* **Goal**
Locate each line in the records containing "structured". Copy it.
- - -
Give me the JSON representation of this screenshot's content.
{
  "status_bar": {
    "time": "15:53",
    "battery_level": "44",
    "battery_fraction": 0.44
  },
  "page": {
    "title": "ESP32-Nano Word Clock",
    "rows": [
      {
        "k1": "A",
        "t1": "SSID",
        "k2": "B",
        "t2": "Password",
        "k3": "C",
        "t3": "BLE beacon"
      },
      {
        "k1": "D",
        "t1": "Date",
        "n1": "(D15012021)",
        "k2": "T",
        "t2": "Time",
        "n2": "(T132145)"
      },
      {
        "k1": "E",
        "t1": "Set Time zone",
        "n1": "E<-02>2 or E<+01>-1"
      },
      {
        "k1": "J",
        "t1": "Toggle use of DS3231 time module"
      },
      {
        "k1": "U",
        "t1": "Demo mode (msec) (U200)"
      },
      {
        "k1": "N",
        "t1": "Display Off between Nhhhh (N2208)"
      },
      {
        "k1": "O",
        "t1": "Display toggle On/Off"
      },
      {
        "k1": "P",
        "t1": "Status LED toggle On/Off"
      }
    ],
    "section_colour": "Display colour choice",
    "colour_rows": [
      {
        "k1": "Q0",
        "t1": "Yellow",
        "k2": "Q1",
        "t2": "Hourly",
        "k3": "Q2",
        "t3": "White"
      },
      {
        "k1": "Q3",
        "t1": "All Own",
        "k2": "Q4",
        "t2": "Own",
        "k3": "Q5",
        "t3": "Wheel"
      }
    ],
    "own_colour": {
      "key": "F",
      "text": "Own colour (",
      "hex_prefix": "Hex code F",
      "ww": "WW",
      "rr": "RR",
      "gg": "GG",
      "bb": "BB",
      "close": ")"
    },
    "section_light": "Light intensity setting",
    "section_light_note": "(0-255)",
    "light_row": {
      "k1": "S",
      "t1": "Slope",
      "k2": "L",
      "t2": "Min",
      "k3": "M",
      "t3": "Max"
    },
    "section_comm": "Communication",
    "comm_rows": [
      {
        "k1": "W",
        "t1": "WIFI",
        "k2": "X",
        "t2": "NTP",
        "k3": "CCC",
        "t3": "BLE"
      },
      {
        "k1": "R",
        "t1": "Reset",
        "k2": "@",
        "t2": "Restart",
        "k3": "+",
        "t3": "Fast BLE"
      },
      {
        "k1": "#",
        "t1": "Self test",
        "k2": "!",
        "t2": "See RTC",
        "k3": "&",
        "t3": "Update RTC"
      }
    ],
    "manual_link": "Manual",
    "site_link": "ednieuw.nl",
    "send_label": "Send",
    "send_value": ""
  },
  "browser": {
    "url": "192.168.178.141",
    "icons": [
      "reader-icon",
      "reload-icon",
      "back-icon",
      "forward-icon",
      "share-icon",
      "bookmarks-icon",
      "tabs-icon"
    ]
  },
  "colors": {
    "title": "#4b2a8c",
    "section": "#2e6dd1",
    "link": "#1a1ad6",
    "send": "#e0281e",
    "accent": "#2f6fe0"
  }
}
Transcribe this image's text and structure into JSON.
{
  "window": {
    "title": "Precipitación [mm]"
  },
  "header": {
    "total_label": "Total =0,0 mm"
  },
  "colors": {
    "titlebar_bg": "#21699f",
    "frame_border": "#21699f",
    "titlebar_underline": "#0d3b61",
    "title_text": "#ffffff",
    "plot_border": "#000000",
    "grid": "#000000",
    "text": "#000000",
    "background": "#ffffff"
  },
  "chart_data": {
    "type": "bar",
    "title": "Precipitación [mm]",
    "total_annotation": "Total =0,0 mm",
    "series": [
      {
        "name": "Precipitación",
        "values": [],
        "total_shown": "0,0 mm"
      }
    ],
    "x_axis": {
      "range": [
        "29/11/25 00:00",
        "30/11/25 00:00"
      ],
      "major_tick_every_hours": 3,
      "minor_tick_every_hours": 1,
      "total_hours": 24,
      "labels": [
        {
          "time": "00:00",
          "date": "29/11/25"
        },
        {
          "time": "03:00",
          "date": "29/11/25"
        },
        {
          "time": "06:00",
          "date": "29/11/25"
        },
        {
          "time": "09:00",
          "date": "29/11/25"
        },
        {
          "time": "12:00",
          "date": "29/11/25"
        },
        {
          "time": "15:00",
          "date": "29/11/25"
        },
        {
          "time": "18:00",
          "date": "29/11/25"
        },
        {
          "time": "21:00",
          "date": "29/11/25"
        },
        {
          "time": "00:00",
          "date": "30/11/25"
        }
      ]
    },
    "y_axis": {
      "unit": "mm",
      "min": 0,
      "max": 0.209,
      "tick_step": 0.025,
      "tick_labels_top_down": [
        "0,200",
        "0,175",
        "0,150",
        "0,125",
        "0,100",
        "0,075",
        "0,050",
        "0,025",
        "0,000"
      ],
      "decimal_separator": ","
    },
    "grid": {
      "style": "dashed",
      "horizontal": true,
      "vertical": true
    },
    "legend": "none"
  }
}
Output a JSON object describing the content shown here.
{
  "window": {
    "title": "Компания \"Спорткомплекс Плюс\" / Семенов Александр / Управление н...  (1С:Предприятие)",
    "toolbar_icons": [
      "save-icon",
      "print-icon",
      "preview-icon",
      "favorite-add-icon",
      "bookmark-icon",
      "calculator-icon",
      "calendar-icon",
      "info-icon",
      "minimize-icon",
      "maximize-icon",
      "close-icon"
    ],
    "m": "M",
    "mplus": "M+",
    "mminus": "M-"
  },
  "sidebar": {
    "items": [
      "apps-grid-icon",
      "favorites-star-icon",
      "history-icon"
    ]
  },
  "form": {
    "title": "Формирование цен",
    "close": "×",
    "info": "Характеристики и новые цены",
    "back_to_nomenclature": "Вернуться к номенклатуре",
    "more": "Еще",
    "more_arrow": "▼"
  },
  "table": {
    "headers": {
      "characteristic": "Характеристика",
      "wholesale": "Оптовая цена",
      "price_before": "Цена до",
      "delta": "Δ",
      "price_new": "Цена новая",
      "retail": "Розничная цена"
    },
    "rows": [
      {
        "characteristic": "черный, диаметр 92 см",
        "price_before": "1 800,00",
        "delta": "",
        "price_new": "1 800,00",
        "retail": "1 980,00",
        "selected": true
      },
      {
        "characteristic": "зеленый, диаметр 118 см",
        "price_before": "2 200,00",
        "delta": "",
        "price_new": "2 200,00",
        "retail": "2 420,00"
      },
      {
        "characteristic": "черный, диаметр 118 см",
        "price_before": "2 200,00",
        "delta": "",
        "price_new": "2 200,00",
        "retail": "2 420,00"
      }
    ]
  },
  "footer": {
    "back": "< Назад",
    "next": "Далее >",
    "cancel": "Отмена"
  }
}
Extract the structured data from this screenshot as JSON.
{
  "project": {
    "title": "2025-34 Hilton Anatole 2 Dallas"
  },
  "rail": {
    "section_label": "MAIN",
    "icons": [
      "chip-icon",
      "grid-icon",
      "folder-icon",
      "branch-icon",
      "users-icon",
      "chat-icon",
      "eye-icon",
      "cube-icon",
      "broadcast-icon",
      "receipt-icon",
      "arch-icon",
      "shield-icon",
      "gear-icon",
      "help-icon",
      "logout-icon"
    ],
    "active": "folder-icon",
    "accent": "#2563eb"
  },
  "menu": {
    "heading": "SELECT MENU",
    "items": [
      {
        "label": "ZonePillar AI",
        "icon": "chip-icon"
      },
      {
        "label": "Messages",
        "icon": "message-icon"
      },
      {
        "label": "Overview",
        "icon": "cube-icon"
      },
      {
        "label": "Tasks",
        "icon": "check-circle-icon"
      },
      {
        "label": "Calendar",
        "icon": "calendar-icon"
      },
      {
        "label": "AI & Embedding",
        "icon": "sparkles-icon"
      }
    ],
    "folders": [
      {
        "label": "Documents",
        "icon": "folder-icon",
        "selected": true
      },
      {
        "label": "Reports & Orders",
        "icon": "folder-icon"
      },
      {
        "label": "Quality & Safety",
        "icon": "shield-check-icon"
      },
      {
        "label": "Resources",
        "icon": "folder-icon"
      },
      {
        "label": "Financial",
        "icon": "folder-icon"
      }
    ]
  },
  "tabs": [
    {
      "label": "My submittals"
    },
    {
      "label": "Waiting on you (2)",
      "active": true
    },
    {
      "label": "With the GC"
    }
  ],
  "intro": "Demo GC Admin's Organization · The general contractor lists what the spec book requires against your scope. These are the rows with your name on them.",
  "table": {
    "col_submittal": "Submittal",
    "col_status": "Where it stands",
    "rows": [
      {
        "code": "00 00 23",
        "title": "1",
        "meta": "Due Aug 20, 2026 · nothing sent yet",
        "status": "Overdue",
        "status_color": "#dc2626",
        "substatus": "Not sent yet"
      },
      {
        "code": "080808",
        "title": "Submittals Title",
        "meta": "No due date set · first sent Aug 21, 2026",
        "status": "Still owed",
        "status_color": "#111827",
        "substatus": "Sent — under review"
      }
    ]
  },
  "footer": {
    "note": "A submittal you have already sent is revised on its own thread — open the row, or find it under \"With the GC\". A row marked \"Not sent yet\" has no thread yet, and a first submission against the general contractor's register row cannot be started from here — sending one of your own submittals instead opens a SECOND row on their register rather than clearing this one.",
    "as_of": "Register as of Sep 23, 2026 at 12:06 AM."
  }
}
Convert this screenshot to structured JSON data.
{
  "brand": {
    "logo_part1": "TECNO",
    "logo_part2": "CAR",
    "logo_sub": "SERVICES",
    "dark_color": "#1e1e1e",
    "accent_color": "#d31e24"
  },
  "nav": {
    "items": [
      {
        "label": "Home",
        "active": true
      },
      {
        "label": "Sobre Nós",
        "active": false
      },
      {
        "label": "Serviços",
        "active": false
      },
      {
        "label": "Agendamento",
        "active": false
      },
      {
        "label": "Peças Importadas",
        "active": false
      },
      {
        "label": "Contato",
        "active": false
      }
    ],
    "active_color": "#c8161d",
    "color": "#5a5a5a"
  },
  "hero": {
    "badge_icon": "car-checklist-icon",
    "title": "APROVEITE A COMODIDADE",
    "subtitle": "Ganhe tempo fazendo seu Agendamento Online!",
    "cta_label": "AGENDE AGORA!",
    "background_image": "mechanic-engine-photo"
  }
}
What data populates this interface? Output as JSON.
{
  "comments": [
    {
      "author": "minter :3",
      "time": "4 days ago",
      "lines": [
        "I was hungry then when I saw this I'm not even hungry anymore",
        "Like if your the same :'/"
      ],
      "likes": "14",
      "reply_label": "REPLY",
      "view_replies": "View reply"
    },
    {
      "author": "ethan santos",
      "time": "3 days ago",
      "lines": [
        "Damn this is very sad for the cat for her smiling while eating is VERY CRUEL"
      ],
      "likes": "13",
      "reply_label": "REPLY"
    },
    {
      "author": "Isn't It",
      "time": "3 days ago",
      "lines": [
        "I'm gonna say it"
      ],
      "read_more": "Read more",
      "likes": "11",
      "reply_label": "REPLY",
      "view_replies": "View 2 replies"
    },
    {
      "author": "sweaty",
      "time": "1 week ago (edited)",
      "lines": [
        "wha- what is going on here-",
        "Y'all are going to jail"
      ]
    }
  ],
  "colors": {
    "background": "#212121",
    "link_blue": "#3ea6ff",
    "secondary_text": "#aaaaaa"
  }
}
- - -
* **Answer to the problem**
Extract the structured data from this screenshot as JSON.
Convert this screenshot to structured JSON data.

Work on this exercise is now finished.